▶ [Requirement]: In the following material, identify every line holding the string "ELODIE" and return it.

Dataset listings of figures
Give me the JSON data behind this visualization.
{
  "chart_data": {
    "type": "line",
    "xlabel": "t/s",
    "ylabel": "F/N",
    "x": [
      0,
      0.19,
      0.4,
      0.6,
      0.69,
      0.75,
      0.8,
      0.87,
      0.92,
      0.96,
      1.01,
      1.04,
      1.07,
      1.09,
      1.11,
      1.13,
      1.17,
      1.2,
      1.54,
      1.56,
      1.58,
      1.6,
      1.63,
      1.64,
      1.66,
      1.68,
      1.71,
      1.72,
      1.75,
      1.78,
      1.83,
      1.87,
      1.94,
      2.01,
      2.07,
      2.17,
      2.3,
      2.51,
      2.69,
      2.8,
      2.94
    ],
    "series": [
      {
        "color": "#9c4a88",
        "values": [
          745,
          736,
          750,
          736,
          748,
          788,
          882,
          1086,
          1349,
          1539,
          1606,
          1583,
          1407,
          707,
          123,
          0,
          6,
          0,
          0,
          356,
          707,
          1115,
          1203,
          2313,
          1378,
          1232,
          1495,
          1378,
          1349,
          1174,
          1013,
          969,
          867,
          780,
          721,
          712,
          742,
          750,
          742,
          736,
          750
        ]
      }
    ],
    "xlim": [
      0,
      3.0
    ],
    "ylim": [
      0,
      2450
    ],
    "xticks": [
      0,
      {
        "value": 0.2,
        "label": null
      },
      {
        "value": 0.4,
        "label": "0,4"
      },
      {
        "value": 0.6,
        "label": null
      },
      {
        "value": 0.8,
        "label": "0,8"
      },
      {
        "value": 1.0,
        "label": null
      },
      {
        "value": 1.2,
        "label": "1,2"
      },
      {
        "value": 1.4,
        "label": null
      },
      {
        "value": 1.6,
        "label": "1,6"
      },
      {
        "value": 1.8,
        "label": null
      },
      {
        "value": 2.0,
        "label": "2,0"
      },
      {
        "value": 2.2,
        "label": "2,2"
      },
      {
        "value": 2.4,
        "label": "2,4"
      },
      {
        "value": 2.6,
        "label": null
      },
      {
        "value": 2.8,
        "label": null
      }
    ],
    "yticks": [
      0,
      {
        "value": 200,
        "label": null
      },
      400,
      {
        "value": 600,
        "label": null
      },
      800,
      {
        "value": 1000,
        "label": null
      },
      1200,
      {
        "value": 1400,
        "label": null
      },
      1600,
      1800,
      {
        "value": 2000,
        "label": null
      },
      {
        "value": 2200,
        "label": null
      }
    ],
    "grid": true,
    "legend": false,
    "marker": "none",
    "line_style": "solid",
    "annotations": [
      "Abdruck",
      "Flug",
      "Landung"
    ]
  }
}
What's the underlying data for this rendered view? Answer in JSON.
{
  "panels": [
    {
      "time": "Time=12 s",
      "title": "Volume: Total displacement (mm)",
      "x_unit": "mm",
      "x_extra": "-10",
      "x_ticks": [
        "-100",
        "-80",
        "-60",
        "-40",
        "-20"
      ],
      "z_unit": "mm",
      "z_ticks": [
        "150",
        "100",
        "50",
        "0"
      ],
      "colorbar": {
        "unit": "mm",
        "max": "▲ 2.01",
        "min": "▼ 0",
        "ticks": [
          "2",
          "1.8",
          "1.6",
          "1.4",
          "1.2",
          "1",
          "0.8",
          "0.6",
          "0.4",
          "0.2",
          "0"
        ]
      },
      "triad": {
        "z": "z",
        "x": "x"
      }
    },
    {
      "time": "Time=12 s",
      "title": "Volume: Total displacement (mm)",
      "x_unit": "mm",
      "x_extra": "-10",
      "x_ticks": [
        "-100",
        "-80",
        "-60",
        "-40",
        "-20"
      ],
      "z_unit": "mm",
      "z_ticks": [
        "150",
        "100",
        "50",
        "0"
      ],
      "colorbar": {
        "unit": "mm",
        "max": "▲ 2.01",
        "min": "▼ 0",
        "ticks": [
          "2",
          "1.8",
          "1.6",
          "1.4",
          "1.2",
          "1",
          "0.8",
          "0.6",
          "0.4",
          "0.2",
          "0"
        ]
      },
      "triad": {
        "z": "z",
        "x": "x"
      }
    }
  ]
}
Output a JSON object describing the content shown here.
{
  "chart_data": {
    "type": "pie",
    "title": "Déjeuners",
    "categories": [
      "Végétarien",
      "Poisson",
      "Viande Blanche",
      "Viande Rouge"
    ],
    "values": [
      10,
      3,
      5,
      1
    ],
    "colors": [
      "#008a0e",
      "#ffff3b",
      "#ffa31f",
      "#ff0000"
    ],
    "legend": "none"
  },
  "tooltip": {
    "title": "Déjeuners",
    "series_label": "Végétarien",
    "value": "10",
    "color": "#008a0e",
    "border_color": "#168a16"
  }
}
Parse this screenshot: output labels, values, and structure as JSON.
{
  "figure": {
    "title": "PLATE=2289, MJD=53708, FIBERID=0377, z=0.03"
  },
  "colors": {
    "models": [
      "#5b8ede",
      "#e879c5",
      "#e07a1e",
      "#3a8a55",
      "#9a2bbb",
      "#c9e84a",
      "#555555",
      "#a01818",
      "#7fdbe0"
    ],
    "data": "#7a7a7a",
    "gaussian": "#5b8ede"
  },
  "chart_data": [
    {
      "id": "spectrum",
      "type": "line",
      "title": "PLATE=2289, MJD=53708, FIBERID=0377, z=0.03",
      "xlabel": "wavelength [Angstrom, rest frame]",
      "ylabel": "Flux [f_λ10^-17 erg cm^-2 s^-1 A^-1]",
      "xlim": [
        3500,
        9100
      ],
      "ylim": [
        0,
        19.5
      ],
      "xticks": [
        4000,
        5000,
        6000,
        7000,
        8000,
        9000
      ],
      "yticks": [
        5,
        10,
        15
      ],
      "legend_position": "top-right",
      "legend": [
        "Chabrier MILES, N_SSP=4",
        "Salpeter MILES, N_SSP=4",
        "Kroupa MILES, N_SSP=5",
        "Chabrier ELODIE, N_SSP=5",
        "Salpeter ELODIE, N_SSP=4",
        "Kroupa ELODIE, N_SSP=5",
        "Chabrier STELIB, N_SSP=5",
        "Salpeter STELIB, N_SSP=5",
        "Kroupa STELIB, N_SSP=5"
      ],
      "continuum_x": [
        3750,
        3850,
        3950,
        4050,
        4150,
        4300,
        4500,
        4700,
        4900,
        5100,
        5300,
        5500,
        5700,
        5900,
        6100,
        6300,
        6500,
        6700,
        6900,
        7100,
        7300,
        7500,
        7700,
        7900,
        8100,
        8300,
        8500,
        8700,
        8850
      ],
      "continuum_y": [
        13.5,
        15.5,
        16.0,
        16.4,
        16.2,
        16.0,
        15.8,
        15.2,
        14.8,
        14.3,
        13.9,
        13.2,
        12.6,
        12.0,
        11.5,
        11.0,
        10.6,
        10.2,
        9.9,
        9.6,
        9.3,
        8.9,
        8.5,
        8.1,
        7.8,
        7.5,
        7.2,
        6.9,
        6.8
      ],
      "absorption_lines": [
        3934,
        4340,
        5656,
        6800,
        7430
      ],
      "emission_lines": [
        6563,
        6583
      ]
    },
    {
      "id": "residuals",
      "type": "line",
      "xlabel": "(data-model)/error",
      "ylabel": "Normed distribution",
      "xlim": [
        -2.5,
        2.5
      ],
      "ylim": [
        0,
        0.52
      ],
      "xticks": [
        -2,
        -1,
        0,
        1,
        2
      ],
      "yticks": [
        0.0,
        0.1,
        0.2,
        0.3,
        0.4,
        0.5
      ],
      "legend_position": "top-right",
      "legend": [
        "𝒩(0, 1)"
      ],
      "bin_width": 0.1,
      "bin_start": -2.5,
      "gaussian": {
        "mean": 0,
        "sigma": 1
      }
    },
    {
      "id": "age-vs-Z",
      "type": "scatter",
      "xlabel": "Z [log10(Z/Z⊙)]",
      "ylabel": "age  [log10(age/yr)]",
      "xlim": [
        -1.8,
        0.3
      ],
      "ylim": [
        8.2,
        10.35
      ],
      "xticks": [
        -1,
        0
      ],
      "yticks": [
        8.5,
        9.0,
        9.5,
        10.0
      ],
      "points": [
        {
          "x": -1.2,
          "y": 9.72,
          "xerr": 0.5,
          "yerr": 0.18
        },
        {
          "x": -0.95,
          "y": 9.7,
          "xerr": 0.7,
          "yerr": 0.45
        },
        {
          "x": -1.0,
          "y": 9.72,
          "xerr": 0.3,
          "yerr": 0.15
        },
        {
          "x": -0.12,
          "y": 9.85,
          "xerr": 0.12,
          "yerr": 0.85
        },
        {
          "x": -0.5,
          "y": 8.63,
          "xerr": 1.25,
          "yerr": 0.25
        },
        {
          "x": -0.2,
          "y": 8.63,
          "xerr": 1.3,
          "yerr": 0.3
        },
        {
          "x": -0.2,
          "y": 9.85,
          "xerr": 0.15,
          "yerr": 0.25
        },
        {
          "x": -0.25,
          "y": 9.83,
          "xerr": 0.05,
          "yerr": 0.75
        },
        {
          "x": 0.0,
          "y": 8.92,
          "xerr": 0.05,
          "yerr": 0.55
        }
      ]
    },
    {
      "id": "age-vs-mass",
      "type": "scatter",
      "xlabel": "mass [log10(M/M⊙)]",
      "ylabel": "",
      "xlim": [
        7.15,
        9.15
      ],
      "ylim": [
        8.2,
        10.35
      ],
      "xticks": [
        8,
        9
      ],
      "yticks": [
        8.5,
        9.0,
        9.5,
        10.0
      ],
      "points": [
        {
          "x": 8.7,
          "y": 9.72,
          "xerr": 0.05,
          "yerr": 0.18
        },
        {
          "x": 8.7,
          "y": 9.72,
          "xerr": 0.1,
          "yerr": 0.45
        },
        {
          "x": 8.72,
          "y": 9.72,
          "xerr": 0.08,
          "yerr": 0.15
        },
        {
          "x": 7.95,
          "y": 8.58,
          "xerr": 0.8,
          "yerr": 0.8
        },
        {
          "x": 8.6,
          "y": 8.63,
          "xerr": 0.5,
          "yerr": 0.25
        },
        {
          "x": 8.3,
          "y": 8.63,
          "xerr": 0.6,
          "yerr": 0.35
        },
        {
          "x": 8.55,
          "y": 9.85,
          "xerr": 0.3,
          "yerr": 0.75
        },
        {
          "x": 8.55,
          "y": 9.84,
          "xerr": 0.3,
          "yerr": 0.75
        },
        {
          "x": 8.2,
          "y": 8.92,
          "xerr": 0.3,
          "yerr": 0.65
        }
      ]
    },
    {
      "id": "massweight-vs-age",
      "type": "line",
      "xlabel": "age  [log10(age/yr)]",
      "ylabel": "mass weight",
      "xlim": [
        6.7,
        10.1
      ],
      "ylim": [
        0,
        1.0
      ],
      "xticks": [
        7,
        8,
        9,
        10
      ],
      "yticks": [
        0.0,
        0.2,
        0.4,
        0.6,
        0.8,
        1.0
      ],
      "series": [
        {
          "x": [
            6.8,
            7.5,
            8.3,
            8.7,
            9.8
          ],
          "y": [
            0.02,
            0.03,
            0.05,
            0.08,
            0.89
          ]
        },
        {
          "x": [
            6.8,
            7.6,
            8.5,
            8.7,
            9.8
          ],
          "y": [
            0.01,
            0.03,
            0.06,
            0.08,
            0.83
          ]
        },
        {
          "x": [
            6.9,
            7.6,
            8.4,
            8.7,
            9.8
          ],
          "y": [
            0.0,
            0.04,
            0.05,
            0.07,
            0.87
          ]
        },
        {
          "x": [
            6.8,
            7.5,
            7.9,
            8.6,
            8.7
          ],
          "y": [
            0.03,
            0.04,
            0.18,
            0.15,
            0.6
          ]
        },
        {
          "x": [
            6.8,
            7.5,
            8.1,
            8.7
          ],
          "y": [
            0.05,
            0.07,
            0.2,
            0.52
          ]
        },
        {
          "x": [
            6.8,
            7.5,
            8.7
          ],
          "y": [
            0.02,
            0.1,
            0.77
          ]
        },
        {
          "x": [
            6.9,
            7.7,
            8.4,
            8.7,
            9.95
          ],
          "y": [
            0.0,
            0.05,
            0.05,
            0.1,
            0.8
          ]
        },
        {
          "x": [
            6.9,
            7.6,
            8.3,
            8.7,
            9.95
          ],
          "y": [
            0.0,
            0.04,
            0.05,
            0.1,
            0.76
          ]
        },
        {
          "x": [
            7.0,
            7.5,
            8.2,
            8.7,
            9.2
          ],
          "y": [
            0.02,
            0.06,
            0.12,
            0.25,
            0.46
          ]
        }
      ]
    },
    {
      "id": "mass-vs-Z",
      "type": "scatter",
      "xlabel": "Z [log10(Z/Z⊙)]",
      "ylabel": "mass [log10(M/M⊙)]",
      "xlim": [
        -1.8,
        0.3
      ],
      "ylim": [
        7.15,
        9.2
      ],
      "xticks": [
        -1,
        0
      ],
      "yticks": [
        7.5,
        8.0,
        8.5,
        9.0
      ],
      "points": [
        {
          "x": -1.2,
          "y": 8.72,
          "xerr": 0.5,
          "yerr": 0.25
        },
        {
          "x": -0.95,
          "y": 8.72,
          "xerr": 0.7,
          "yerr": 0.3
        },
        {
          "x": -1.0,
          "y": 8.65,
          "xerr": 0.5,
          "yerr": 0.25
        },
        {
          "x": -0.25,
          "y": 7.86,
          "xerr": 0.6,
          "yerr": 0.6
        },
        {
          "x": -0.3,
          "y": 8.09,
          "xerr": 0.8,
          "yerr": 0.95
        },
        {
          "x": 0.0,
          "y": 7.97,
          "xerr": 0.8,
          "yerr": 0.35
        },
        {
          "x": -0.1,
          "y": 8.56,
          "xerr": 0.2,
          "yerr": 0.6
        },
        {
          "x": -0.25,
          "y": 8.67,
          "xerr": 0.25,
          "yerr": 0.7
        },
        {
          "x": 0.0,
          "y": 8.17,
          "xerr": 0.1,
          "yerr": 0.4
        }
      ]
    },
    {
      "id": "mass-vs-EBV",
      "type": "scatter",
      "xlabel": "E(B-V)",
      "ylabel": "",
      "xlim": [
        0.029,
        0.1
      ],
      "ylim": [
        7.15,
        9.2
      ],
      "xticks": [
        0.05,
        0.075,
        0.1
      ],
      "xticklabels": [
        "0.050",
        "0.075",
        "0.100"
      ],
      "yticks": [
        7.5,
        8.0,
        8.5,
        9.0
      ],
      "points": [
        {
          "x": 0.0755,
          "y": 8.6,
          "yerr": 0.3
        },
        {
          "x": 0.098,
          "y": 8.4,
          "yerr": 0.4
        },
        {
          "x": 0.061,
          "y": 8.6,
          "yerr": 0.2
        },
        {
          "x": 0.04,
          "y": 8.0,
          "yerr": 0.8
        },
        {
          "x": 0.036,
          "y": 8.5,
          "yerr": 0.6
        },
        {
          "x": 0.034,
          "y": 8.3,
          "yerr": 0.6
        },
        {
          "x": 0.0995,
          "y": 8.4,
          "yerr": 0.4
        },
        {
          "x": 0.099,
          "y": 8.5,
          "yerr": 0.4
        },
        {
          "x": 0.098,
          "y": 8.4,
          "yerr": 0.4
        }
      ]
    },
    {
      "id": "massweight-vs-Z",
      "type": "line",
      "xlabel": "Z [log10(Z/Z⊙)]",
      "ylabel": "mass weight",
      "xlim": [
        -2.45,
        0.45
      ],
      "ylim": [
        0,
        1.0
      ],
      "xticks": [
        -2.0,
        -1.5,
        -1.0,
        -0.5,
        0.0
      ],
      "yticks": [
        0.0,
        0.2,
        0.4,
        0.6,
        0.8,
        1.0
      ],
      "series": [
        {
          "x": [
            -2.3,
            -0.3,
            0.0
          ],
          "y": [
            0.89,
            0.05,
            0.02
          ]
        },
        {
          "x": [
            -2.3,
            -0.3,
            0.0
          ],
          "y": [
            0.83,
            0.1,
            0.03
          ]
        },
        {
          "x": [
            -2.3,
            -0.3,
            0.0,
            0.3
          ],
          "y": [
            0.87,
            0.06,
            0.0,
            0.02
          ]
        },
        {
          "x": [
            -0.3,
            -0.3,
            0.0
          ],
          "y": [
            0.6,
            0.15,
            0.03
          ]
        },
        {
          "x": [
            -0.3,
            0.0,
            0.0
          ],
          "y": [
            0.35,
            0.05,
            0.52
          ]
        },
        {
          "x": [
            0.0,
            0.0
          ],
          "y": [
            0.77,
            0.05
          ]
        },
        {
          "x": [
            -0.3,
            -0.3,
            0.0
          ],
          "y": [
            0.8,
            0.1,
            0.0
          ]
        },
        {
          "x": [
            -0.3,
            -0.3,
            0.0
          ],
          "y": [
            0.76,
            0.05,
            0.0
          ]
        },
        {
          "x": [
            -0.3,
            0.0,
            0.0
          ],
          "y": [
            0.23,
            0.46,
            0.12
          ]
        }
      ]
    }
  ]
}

▶ [The solution]:
        "Chabrier ELODIE, N_SSP=5",
        "Salpeter ELODIE, N_SSP=4",
        "Kroupa ELODIE, N_SSP=5",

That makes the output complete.